_EXERCISE BRIEF_
The records that follow are to be repeated exactly, with the pictures removed.

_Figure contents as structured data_
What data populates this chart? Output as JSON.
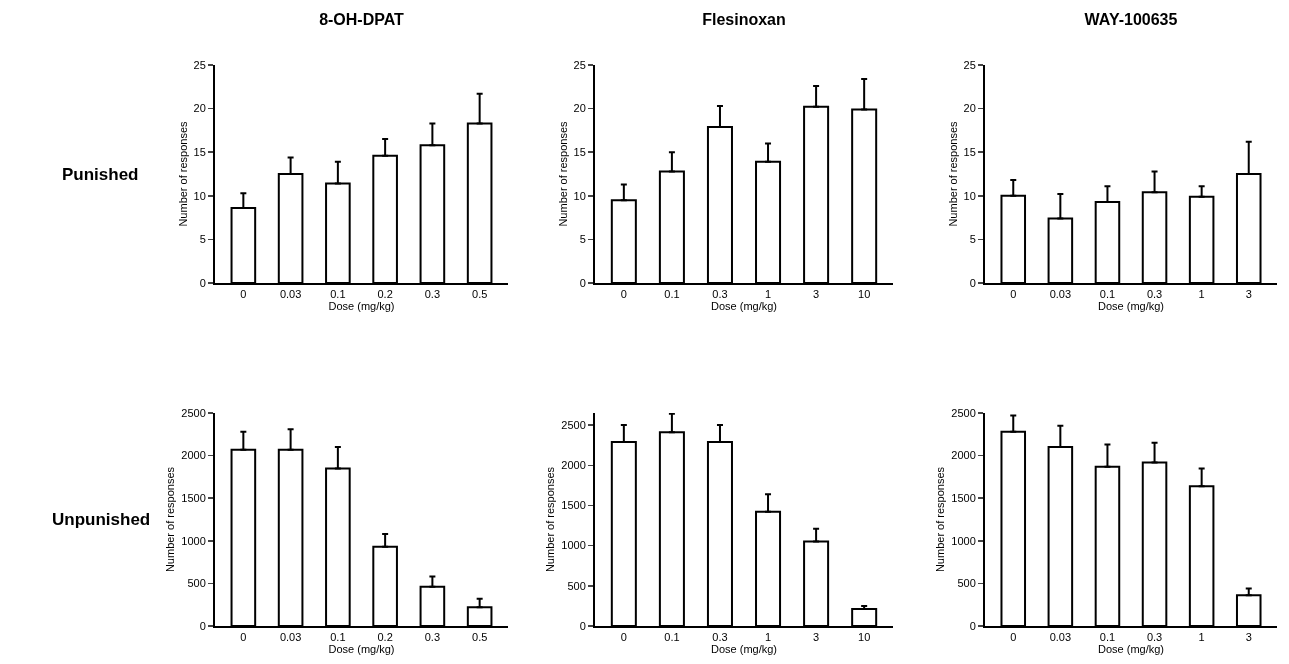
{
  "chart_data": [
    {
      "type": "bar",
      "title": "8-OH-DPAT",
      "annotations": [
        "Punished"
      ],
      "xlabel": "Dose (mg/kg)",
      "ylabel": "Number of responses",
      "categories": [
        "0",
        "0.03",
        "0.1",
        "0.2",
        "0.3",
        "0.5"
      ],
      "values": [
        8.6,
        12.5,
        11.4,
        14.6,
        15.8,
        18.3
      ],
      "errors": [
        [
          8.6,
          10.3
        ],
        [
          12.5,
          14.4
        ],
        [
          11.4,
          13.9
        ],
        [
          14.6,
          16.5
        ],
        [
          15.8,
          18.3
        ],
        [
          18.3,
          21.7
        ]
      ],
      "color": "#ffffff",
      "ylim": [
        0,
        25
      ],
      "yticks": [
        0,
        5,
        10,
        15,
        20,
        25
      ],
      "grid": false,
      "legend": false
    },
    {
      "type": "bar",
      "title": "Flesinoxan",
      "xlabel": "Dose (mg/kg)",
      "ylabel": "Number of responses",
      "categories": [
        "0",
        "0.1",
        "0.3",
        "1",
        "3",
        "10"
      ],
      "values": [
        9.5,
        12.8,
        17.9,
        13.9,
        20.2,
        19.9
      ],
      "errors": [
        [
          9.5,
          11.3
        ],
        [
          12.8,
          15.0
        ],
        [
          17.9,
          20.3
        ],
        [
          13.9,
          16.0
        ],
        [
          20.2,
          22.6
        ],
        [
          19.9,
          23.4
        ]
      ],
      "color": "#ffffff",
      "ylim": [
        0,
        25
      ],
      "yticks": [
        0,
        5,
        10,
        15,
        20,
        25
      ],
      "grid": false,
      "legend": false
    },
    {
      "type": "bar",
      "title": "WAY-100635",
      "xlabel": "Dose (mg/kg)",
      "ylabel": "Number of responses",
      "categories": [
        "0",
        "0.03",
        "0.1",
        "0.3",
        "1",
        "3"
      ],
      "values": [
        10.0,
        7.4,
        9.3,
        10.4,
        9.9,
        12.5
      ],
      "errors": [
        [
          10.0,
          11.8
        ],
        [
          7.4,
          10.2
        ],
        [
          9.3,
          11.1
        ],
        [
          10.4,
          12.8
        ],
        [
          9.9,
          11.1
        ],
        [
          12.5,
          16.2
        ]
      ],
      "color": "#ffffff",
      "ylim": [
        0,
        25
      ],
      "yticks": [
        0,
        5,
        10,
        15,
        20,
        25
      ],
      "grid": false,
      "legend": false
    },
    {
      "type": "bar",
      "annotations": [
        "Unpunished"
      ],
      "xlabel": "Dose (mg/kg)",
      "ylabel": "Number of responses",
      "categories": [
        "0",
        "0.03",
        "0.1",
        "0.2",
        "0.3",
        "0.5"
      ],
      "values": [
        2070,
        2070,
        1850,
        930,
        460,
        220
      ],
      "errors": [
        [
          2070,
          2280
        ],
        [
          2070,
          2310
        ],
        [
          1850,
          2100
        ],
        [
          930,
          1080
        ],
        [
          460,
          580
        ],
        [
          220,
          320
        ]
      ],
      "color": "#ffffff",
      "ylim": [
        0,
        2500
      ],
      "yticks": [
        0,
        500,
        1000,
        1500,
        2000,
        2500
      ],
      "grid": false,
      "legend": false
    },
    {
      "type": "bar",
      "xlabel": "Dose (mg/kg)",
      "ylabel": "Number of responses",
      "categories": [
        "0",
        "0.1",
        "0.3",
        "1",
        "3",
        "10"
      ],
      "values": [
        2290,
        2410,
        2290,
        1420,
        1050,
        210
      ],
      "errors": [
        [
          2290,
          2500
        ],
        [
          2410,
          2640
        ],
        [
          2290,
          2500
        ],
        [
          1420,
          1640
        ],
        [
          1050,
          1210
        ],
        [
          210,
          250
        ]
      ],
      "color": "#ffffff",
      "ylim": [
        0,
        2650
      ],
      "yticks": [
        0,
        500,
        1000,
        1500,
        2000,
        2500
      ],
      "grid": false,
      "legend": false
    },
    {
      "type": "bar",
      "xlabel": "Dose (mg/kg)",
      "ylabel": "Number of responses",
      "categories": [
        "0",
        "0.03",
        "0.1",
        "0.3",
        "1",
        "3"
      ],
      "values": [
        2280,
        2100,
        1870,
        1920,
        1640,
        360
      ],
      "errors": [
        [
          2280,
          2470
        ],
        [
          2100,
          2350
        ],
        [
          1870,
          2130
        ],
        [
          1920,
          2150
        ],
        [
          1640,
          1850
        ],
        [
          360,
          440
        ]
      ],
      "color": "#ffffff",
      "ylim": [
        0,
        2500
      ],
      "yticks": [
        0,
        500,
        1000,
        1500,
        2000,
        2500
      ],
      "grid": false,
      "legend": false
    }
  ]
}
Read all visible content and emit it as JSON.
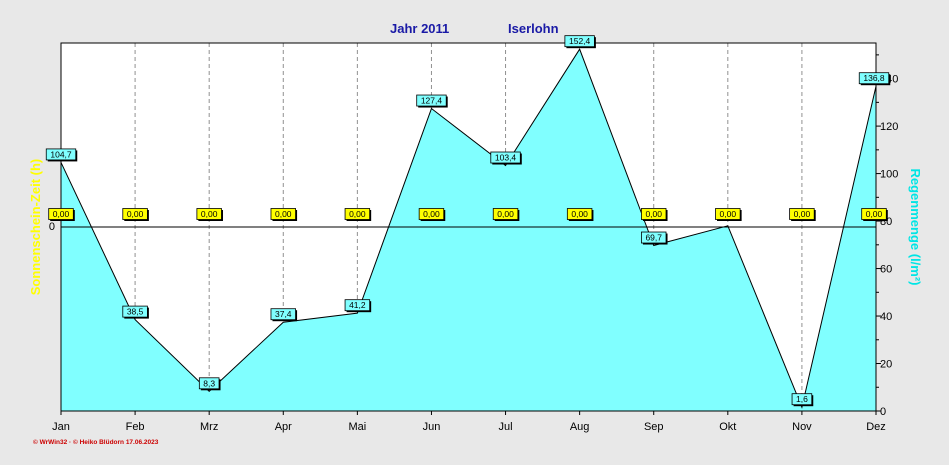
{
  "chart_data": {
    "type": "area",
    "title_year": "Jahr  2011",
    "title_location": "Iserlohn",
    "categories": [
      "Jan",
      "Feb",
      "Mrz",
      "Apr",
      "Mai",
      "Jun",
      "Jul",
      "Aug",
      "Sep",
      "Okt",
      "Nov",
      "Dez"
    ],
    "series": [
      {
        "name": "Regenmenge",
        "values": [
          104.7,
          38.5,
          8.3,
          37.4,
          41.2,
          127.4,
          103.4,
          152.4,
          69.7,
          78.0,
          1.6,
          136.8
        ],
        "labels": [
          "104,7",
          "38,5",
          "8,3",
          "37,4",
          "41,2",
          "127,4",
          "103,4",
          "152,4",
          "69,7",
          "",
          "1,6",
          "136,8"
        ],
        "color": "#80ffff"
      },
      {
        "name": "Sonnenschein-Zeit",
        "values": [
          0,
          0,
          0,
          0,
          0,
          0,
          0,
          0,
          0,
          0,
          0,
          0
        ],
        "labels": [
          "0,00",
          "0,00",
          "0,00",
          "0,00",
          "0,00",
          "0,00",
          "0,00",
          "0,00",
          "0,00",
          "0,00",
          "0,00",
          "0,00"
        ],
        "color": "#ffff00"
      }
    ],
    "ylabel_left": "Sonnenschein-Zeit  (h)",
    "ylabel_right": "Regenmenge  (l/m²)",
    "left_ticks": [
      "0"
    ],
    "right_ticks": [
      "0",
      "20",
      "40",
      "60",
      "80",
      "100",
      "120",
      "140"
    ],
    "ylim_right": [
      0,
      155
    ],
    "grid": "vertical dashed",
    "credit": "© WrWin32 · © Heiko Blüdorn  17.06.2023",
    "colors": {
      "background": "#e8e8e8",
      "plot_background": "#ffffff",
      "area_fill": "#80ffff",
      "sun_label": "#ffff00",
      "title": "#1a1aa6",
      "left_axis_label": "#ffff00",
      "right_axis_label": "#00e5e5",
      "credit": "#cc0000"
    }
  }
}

_COMPLETED TASK_
What data populates this chart? Output as JSON.
{
  "chart_data": [
    {
      "type": "bar",
      "title": "8-OH-DPAT",
      "annotations": [
        "Punished"
      ],
      "xlabel": "Dose (mg/kg)",
      "ylabel": "Number of responses",
      "categories": [
        "0",
        "0.03",
        "0.1",
        "0.2",
        "0.3",
        "0.5"
      ],
      "values": [
        8.6,
        12.5,
        11.4,
        14.6,
        15.8,
        18.3
      ],
      "errors": [
        [
          8.6,
          10.3
        ],
        [
          12.5,
          14.4
        ],
        [
          11.4,
          13.9
        ],
        [
          14.6,
          16.5
        ],
        [
          15.8,
          18.3
        ],
        [
          18.3,
          21.7
        ]
      ],
      "color": "#ffffff",
      "ylim": [
        0,
        25
      ],
      "yticks": [
        0,
        5,
        10,
        15,
        20,
        25
      ],
      "grid": false,
      "legend": false
    },
    {
      "type": "bar",
      "title": "Flesinoxan",
      "xlabel": "Dose (mg/kg)",
      "ylabel": "Number of responses",
      "categories": [
        "0",
        "0.1",
        "0.3",
        "1",
        "3",
        "10"
      ],
      "values": [
        9.5,
        12.8,
        17.9,
        13.9,
        20.2,
        19.9
      ],
      "errors": [
        [
          9.5,
          11.3
        ],
        [
          12.8,
          15.0
        ],
        [
          17.9,
          20.3
        ],
        [
          13.9,
          16.0
        ],
        [
          20.2,
          22.6
        ],
        [
          19.9,
          23.4
        ]
      ],
      "color": "#ffffff",
      "ylim": [
        0,
        25
      ],
      "yticks": [
        0,
        5,
        10,
        15,
        20,
        25
      ],
      "grid": false,
      "legend": false
    },
    {
      "type": "bar",
      "title": "WAY-100635",
      "xlabel": "Dose (mg/kg)",
      "ylabel": "Number of responses",
      "categories": [
        "0",
        "0.03",
        "0.1",
        "0.3",
        "1",
        "3"
      ],
      "values": [
        10.0,
        7.4,
        9.3,
        10.4,
        9.9,
        12.5
      ],
      "errors": [
        [
          10.0,
          11.8
        ],
        [
          7.4,
          10.2
        ],
        [
          9.3,
          11.1
        ],
        [
          10.4,
          12.8
        ],
        [
          9.9,
          11.1
        ],
        [
          12.5,
          16.2
        ]
      ],
      "color": "#ffffff",
      "ylim": [
        0,
        25
      ],
      "yticks": [
        0,
        5,
        10,
        15,
        20,
        25
      ],
      "grid": false,
      "legend": false
    },
    {
      "type": "bar",
      "annotations": [
        "Unpunished"
      ],
      "xlabel": "Dose (mg/kg)",
      "ylabel": "Number of responses",
      "categories": [
        "0",
        "0.03",
        "0.1",
        "0.2",
        "0.3",
        "0.5"
      ],
      "values": [
        2070,
        2070,
        1850,
        930,
        460,
        220
      ],
      "errors": [
        [
          2070,
          2280
        ],
        [
          2070,
          2310
        ],
        [
          1850,
          2100
        ],
        [
          930,
          1080
        ],
        [
          460,
          580
        ],
        [
          220,
          320
        ]
      ],
      "color": "#ffffff",
      "ylim": [
        0,
        2500
      ],
      "yticks": [
        0,
        500,
        1000,
        1500,
        2000,
        2500
      ],
      "grid": false,
      "legend": false
    },
    {
      "type": "bar",
      "xlabel": "Dose (mg/kg)",
      "ylabel": "Number of responses",
      "categories": [
        "0",
        "0.1",
        "0.3",
        "1",
        "3",
        "10"
      ],
      "values": [
        2290,
        2410,
        2290,
        1420,
        1050,
        210
      ],
      "errors": [
        [
          2290,
          2500
        ],
        [
          2410,
          2640
        ],
        [
          2290,
          2500
        ],
        [
          1420,
          1640
        ],
        [
          1050,
          1210
        ],
        [
          210,
          250
        ]
      ],
      "color": "#ffffff",
      "ylim": [
        0,
        2650
      ],
      "yticks": [
        0,
        500,
        1000,
        1500,
        2000,
        2500
      ],
      "grid": false,
      "legend": false
    },
    {
      "type": "bar",
      "xlabel": "Dose (mg/kg)",
      "ylabel": "Number of responses",
      "categories": [
        "0",
        "0.03",
        "0.1",
        "0.3",
        "1",
        "3"
      ],
      "values": [
        2280,
        2100,
        1870,
        1920,
        1640,
        360
      ],
      "errors": [
        [
          2280,
          2470
        ],
        [
          2100,
          2350
        ],
        [
          1870,
          2130
        ],
        [
          1920,
          2150
        ],
        [
          1640,
          1850
        ],
        [
          360,
          440
        ]
      ],
      "color": "#ffffff",
      "ylim": [
        0,
        2500
      ],
      "yticks": [
        0,
        500,
        1000,
        1500,
        2000,
        2500
      ],
      "grid": false,
      "legend": false
    }
  ]
}
Read all visible content and emit it as JSON.
{
  "chart_data": {
    "type": "area",
    "title_year": "Jahr  2011",
    "title_location": "Iserlohn",
    "categories": [
      "Jan",
      "Feb",
      "Mrz",
      "Apr",
      "Mai",
      "Jun",
      "Jul",
      "Aug",
      "Sep",
      "Okt",
      "Nov",
      "Dez"
    ],
    "series": [
      {
        "name": "Regenmenge",
        "values": [
          104.7,
          38.5,
          8.3,
          37.4,
          41.2,
          127.4,
          103.4,
          152.4,
          69.7,
          78.0,
          1.6,
          136.8
        ],
        "labels": [
          "104,7",
          "38,5",
          "8,3",
          "37,4",
          "41,2",
          "127,4",
          "103,4",
          "152,4",
          "69,7",
          "",
          "1,6",
          "136,8"
        ],
        "color": "#80ffff"
      },
      {
        "name": "Sonnenschein-Zeit",
        "values": [
          0,
          0,
          0,
          0,
          0,
          0,
          0,
          0,
          0,
          0,
          0,
          0
        ],
        "labels": [
          "0,00",
          "0,00",
          "0,00",
          "0,00",
          "0,00",
          "0,00",
          "0,00",
          "0,00",
          "0,00",
          "0,00",
          "0,00",
          "0,00"
        ],
        "color": "#ffff00"
      }
    ],
    "ylabel_left": "Sonnenschein-Zeit  (h)",
    "ylabel_right": "Regenmenge  (l/m²)",
    "left_ticks": [
      "0"
    ],
    "right_ticks": [
      "0",
      "20",
      "40",
      "60",
      "80",
      "100",
      "120",
      "140"
    ],
    "ylim_right": [
      0,
      155
    ],
    "grid": "vertical dashed",
    "credit": "© WrWin32 · © Heiko Blüdorn  17.06.2023",
    "colors": {
      "background": "#e8e8e8",
      "plot_background": "#ffffff",
      "area_fill": "#80ffff",
      "sun_label": "#ffff00",
      "title": "#1a1aa6",
      "left_axis_label": "#ffff00",
      "right_axis_label": "#00e5e5",
      "credit": "#cc0000"
    }
  }
}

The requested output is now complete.